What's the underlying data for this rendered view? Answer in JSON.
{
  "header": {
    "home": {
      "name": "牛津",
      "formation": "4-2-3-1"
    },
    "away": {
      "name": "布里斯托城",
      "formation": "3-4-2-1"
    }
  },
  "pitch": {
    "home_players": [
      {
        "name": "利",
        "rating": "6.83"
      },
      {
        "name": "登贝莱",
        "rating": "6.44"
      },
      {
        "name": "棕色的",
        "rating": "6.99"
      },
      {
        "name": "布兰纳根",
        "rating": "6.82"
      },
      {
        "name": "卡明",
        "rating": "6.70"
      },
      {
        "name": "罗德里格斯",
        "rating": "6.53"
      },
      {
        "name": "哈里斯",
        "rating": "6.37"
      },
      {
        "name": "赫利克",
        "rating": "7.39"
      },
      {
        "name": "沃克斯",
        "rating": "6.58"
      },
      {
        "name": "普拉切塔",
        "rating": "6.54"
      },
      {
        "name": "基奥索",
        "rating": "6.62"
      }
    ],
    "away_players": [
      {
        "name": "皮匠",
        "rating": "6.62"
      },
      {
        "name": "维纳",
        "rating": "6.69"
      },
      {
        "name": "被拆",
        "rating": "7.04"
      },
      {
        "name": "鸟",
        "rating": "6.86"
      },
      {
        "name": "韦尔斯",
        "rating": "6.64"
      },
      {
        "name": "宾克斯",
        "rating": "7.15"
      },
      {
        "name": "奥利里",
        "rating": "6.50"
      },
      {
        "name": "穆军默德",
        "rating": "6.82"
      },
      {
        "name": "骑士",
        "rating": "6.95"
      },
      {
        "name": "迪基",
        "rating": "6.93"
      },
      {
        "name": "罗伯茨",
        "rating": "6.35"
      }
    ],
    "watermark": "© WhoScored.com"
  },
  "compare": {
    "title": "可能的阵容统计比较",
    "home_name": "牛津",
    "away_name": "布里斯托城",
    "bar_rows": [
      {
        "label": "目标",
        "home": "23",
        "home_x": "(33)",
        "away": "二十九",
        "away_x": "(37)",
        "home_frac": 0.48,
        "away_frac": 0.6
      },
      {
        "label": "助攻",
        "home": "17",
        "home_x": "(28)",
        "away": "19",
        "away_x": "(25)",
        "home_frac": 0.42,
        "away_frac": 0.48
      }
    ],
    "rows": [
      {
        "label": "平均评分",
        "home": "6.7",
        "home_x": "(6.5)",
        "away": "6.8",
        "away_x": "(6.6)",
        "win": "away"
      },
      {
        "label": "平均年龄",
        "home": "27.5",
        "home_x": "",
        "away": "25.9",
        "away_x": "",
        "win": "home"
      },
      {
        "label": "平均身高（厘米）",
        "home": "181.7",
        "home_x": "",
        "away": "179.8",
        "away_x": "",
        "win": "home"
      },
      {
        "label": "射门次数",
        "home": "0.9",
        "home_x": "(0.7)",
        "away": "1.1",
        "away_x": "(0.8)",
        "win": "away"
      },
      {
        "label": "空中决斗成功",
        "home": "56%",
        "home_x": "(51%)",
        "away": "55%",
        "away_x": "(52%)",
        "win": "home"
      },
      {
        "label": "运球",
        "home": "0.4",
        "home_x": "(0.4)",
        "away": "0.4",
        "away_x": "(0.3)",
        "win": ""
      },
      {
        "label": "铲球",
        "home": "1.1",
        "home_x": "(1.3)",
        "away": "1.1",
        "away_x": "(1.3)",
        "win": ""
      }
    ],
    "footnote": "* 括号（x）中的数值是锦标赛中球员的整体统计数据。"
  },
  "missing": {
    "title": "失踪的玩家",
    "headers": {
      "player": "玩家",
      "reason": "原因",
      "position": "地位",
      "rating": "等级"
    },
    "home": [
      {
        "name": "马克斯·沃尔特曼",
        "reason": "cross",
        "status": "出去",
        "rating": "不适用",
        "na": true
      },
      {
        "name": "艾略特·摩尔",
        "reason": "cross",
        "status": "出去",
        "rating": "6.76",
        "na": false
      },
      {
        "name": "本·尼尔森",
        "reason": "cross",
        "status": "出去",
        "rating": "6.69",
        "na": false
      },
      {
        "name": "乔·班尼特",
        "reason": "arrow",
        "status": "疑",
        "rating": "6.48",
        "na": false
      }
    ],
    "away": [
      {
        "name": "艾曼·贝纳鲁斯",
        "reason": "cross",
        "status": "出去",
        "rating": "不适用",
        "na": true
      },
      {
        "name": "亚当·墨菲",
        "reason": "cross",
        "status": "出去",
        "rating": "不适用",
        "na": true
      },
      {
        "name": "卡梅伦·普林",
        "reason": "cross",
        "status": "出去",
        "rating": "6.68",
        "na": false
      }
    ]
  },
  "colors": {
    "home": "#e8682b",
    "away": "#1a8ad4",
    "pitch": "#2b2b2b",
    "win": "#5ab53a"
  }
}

--*--

TASK DETAILS >>
Please quote the data above in full, with no line missing.

THE ANSWER >>
What's the underlying data for this rendered view? Answer in JSON.
{
  "header": {
    "home": {
      "name": "牛津",
      "formation": "4-2-3-1"
    },
    "away": {
      "name": "布里斯托城",
      "formation": "3-4-2-1"
    }
  },
  "pitch": {
    "home_players": [
      {
        "name": "利",
        "rating": "6.83"
      },
      {
        "name": "登贝莱",
        "rating": "6.44"
      },
      {
        "name": "棕色的",
        "rating": "6.99"
      },
      {
        "name": "布兰纳根",
        "rating": "6.82"
      },
      {
        "name": "卡明",
        "rating": "6.70"
      },
      {
        "name": "罗德里格斯",
        "rating": "6.53"
      },
      {
        "name": "哈里斯",
        "rating": "6.37"
      },
      {
        "name": "赫利克",
        "rating": "7.39"
      },
      {
        "name": "沃克斯",
        "rating": "6.58"
      },
      {
        "name": "普拉切塔",
        "rating": "6.54"
      },
      {
        "name": "基奥索",
        "rating": "6.62"
      }
    ],
    "away_players": [
      {
        "name": "皮匠",
        "rating": "6.62"
      },
      {
        "name": "维纳",
        "rating": "6.69"
      },
      {
        "name": "被拆",
        "rating": "7.04"
      },
      {
        "name": "鸟",
        "rating": "6.86"
      },
      {
        "name": "韦尔斯",
        "rating": "6.64"
      },
      {
        "name": "宾克斯",
        "rating": "7.15"
      },
      {
        "name": "奥利里",
        "rating": "6.50"
      },
      {
        "name": "穆军默德",
        "rating": "6.82"
      },
      {
        "name": "骑士",
        "rating": "6.95"
      },
      {
        "name": "迪基",
        "rating": "6.93"
      },
      {
        "name": "罗伯茨",
        "rating": "6.35"
      }
    ],
    "watermark": "© WhoScored.com"
  },
  "compare": {
    "title": "可能的阵容统计比较",
    "home_name": "牛津",
    "away_name": "布里斯托城",
    "bar_rows": [
      {
        "label": "目标",
        "home": "23",
        "home_x": "(33)",
        "away": "二十九",
        "away_x": "(37)",
        "home_frac": 0.48,
        "away_frac": 0.6
      },
      {
        "label": "助攻",
        "home": "17",
        "home_x": "(28)",
        "away": "19",
        "away_x": "(25)",
        "home_frac": 0.42,
        "away_frac": 0.48
      }
    ],
    "rows": [
      {
        "label": "平均评分",
        "home": "6.7",
        "home_x": "(6.5)",
        "away": "6.8",
        "away_x": "(6.6)",
        "win": "away"
      },
      {
        "label": "平均年龄",
        "home": "27.5",
        "home_x": "",
        "away": "25.9",
        "away_x": "",
        "win": "home"
      },
      {
        "label": "平均身高（厘米）",
        "home": "181.7",
        "home_x": "",
        "away": "179.8",
        "away_x": "",
        "win": "home"
      },
      {
        "label": "射门次数",
        "home": "0.9",
        "home_x": "(0.7)",
        "away": "1.1",
        "away_x": "(0.8)",
        "win": "away"
      },
      {
        "label": "空中决斗成功",
        "home": "56%",
        "home_x": "(51%)",
        "away": "55%",
        "away_x": "(52%)",
        "win": "home"
      },
      {
        "label": "运球",
        "home": "0.4",
        "home_x": "(0.4)",
        "away": "0.4",
        "away_x": "(0.3)",
        "win": ""
      },
      {
        "label": "铲球",
        "home": "1.1",
        "home_x": "(1.3)",
        "away": "1.1",
        "away_x": "(1.3)",
        "win": ""
      }
    ],
    "footnote": "* 括号（x）中的数值是锦标赛中球员的整体统计数据。"
  },
  "missing": {
    "title": "失踪的玩家",
    "headers": {
      "player": "玩家",
      "reason": "原因",
      "position": "地位",
      "rating": "等级"
    },
    "home": [
      {
        "name": "马克斯·沃尔特曼",
        "reason": "cross",
        "status": "出去",
        "rating": "不适用",
        "na": true
      },
      {
        "name": "艾略特·摩尔",
        "reason": "cross",
        "status": "出去",
        "rating": "6.76",
        "na": false
      },
      {
        "name": "本·尼尔森",
        "reason": "cross",
        "status": "出去",
        "rating": "6.69",
        "na": false
      },
      {
        "name": "乔·班尼特",
        "reason": "arrow",
        "status": "疑",
        "rating": "6.48",
        "na": false
      }
    ],
    "away": [
      {
        "name": "艾曼·贝纳鲁斯",
        "reason": "cross",
        "status": "出去",
        "rating": "不适用",
        "na": true
      },
      {
        "name": "亚当·墨菲",
        "reason": "cross",
        "status": "出去",
        "rating": "不适用",
        "na": true
      },
      {
        "name": "卡梅伦·普林",
        "reason": "cross",
        "status": "出去",
        "rating": "6.68",
        "na": false
      }
    ]
  },
  "colors": {
    "home": "#e8682b",
    "away": "#1a8ad4",
    "pitch": "#2b2b2b",
    "win": "#5ab53a"
  }
}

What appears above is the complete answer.